- _Records_
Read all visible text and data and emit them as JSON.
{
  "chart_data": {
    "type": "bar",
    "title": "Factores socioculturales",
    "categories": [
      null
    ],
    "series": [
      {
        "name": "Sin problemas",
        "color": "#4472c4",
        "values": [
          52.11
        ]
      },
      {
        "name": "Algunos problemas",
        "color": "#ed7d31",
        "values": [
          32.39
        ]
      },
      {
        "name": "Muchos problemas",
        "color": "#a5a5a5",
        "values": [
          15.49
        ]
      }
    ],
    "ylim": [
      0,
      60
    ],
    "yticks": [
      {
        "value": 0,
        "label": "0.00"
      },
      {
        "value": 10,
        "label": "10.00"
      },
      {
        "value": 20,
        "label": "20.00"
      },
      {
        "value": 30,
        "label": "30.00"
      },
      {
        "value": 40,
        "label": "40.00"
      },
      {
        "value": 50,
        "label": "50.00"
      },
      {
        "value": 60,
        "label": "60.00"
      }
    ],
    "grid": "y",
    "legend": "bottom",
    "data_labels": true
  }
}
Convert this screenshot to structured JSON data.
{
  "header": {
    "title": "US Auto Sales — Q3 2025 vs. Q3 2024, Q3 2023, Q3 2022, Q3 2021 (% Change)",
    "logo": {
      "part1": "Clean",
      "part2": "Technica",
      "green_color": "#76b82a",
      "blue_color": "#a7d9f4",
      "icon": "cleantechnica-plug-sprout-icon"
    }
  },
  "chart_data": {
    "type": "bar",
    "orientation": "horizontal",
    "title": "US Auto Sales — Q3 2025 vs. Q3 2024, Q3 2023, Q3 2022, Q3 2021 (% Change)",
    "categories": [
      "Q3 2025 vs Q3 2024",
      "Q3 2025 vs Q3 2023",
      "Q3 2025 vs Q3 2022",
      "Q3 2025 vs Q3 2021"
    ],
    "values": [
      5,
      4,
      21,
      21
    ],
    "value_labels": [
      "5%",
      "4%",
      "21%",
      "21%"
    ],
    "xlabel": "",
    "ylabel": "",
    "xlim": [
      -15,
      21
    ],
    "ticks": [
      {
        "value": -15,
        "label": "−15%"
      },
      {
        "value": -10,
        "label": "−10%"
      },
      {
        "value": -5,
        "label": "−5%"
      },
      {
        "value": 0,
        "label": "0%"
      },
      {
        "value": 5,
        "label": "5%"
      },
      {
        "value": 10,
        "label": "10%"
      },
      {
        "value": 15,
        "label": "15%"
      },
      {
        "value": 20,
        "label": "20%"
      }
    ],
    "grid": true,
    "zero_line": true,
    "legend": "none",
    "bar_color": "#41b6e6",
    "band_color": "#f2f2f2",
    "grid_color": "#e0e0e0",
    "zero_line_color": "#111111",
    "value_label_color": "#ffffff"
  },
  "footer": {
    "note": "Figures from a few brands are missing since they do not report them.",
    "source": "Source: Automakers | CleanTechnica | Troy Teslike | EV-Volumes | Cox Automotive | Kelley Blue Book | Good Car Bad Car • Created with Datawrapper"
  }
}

- _Exercise details_
State only how many lines in the material include "problemas".

- _Written response_
3